### [Dataset records]
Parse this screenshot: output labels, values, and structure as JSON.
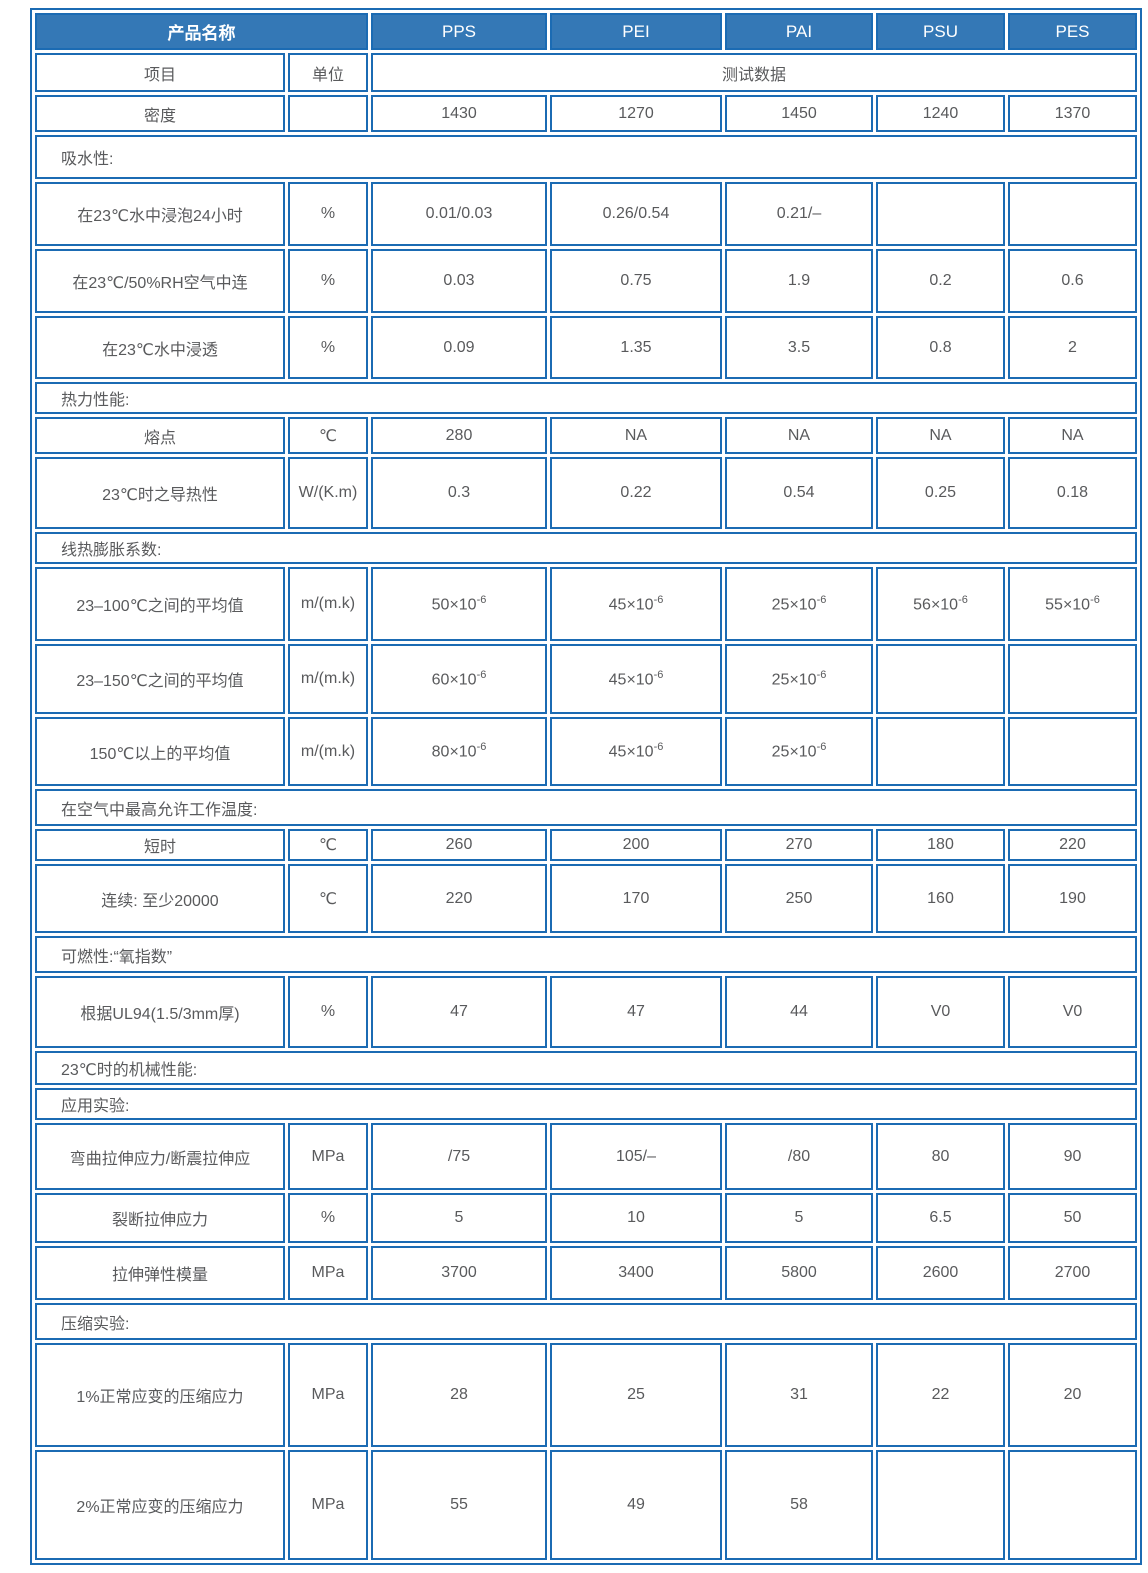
{
  "colors": {
    "border_blue": "#1b6bb3",
    "header_background": "#3478b6",
    "header_text": "#ffffff",
    "cell_text": "#595a5c",
    "cell_background": "#ffffff"
  },
  "header": {
    "product_label": "产品名称",
    "products": [
      "PPS",
      "PEI",
      "PAI",
      "PSU",
      "PES"
    ]
  },
  "subheader": {
    "item": "项目",
    "unit": "单位",
    "test_data": "测试数据"
  },
  "rows": [
    {
      "type": "data",
      "label": "密度",
      "unit": "",
      "values": [
        "1430",
        "1270",
        "1450",
        "1240",
        "1370"
      ]
    },
    {
      "type": "section",
      "label": "吸水性:"
    },
    {
      "type": "data",
      "label": "在23℃水中浸泡24小时",
      "unit": "%",
      "values": [
        "0.01/0.03",
        "0.26/0.54",
        "0.21/–",
        "",
        ""
      ]
    },
    {
      "type": "data",
      "label": "在23℃/50%RH空气中连",
      "unit": "%",
      "values": [
        "0.03",
        "0.75",
        "1.9",
        "0.2",
        "0.6"
      ]
    },
    {
      "type": "data",
      "label": "在23℃水中浸透",
      "unit": "%",
      "values": [
        "0.09",
        "1.35",
        "3.5",
        "0.8",
        "2"
      ]
    },
    {
      "type": "section",
      "label": "热力性能:"
    },
    {
      "type": "data",
      "label": "熔点",
      "unit": "℃",
      "values": [
        "280",
        "NA",
        "NA",
        "NA",
        "NA"
      ]
    },
    {
      "type": "data",
      "label": "23℃时之导热性",
      "unit": "W/(K.m)",
      "values": [
        "0.3",
        "0.22",
        "0.54",
        "0.25",
        "0.18"
      ]
    },
    {
      "type": "section",
      "label": "线热膨胀系数:"
    },
    {
      "type": "data",
      "label": "23–100℃之间的平均值",
      "unit": "m/(m.k)",
      "values": [
        "50×10^-6",
        "45×10^-6",
        "25×10^-6",
        "56×10^-6",
        "55×10^-6"
      ]
    },
    {
      "type": "data",
      "label": "23–150℃之间的平均值",
      "unit": "m/(m.k)",
      "values": [
        "60×10^-6",
        "45×10^-6",
        "25×10^-6",
        "",
        ""
      ]
    },
    {
      "type": "data",
      "label": "150℃以上的平均值",
      "unit": "m/(m.k)",
      "values": [
        "80×10^-6",
        "45×10^-6",
        "25×10^-6",
        "",
        ""
      ]
    },
    {
      "type": "section",
      "label": "在空气中最高允许工作温度:"
    },
    {
      "type": "data",
      "label": "短时",
      "unit": "℃",
      "values": [
        "260",
        "200",
        "270",
        "180",
        "220"
      ]
    },
    {
      "type": "data",
      "label": "连续: 至少20000",
      "unit": "℃",
      "values": [
        "220",
        "170",
        "250",
        "160",
        "190"
      ]
    },
    {
      "type": "section",
      "label": "可燃性:“氧指数”"
    },
    {
      "type": "data",
      "label": "根据UL94(1.5/3mm厚)",
      "unit": "%",
      "values": [
        "47",
        "47",
        "44",
        "V0",
        "V0"
      ]
    },
    {
      "type": "section",
      "label": "23℃时的机械性能:"
    },
    {
      "type": "section",
      "label": "应用实验:"
    },
    {
      "type": "data",
      "label": "弯曲拉伸应力/断震拉伸应",
      "unit": "MPa",
      "values": [
        "/75",
        "105/–",
        "/80",
        "80",
        "90"
      ]
    },
    {
      "type": "data",
      "label": "裂断拉伸应力",
      "unit": "%",
      "values": [
        "5",
        "10",
        "5",
        "6.5",
        "50"
      ]
    },
    {
      "type": "data",
      "label": "拉伸弹性模量",
      "unit": "MPa",
      "values": [
        "3700",
        "3400",
        "5800",
        "2600",
        "2700"
      ]
    },
    {
      "type": "section",
      "label": "压缩实验:"
    },
    {
      "type": "data",
      "label": "1%正常应变的压缩应力",
      "unit": "MPa",
      "values": [
        "28",
        "25",
        "31",
        "22",
        "20"
      ]
    },
    {
      "type": "data",
      "label": "2%正常应变的压缩应力",
      "unit": "MPa",
      "values": [
        "55",
        "49",
        "58",
        "",
        ""
      ]
    }
  ]
}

### [Instruction]
Omit the images and transcribe all of the records above word for word.

### [Response to the exercise]
Parse this screenshot: output labels, values, and structure as JSON.
{
  "colors": {
    "border_blue": "#1b6bb3",
    "header_background": "#3478b6",
    "header_text": "#ffffff",
    "cell_text": "#595a5c",
    "cell_background": "#ffffff"
  },
  "header": {
    "product_label": "产品名称",
    "products": [
      "PPS",
      "PEI",
      "PAI",
      "PSU",
      "PES"
    ]
  },
  "subheader": {
    "item": "项目",
    "unit": "单位",
    "test_data": "测试数据"
  },
  "rows": [
    {
      "type": "data",
      "label": "密度",
      "unit": "",
      "values": [
        "1430",
        "1270",
        "1450",
        "1240",
        "1370"
      ]
    },
    {
      "type": "section",
      "label": "吸水性:"
    },
    {
      "type": "data",
      "label": "在23℃水中浸泡24小时",
      "unit": "%",
      "values": [
        "0.01/0.03",
        "0.26/0.54",
        "0.21/–",
        "",
        ""
      ]
    },
    {
      "type": "data",
      "label": "在23℃/50%RH空气中连",
      "unit": "%",
      "values": [
        "0.03",
        "0.75",
        "1.9",
        "0.2",
        "0.6"
      ]
    },
    {
      "type": "data",
      "label": "在23℃水中浸透",
      "unit": "%",
      "values": [
        "0.09",
        "1.35",
        "3.5",
        "0.8",
        "2"
      ]
    },
    {
      "type": "section",
      "label": "热力性能:"
    },
    {
      "type": "data",
      "label": "熔点",
      "unit": "℃",
      "values": [
        "280",
        "NA",
        "NA",
        "NA",
        "NA"
      ]
    },
    {
      "type": "data",
      "label": "23℃时之导热性",
      "unit": "W/(K.m)",
      "values": [
        "0.3",
        "0.22",
        "0.54",
        "0.25",
        "0.18"
      ]
    },
    {
      "type": "section",
      "label": "线热膨胀系数:"
    },
    {
      "type": "data",
      "label": "23–100℃之间的平均值",
      "unit": "m/(m.k)",
      "values": [
        "50×10^-6",
        "45×10^-6",
        "25×10^-6",
        "56×10^-6",
        "55×10^-6"
      ]
    },
    {
      "type": "data",
      "label": "23–150℃之间的平均值",
      "unit": "m/(m.k)",
      "values": [
        "60×10^-6",
        "45×10^-6",
        "25×10^-6",
        "",
        ""
      ]
    },
    {
      "type": "data",
      "label": "150℃以上的平均值",
      "unit": "m/(m.k)",
      "values": [
        "80×10^-6",
        "45×10^-6",
        "25×10^-6",
        "",
        ""
      ]
    },
    {
      "type": "section",
      "label": "在空气中最高允许工作温度:"
    },
    {
      "type": "data",
      "label": "短时",
      "unit": "℃",
      "values": [
        "260",
        "200",
        "270",
        "180",
        "220"
      ]
    },
    {
      "type": "data",
      "label": "连续: 至少20000",
      "unit": "℃",
      "values": [
        "220",
        "170",
        "250",
        "160",
        "190"
      ]
    },
    {
      "type": "section",
      "label": "可燃性:“氧指数”"
    },
    {
      "type": "data",
      "label": "根据UL94(1.5/3mm厚)",
      "unit": "%",
      "values": [
        "47",
        "47",
        "44",
        "V0",
        "V0"
      ]
    },
    {
      "type": "section",
      "label": "23℃时的机械性能:"
    },
    {
      "type": "section",
      "label": "应用实验:"
    },
    {
      "type": "data",
      "label": "弯曲拉伸应力/断震拉伸应",
      "unit": "MPa",
      "values": [
        "/75",
        "105/–",
        "/80",
        "80",
        "90"
      ]
    },
    {
      "type": "data",
      "label": "裂断拉伸应力",
      "unit": "%",
      "values": [
        "5",
        "10",
        "5",
        "6.5",
        "50"
      ]
    },
    {
      "type": "data",
      "label": "拉伸弹性模量",
      "unit": "MPa",
      "values": [
        "3700",
        "3400",
        "5800",
        "2600",
        "2700"
      ]
    },
    {
      "type": "section",
      "label": "压缩实验:"
    },
    {
      "type": "data",
      "label": "1%正常应变的压缩应力",
      "unit": "MPa",
      "values": [
        "28",
        "25",
        "31",
        "22",
        "20"
      ]
    },
    {
      "type": "data",
      "label": "2%正常应变的压缩应力",
      "unit": "MPa",
      "values": [
        "55",
        "49",
        "58",
        "",
        ""
      ]
    }
  ]
}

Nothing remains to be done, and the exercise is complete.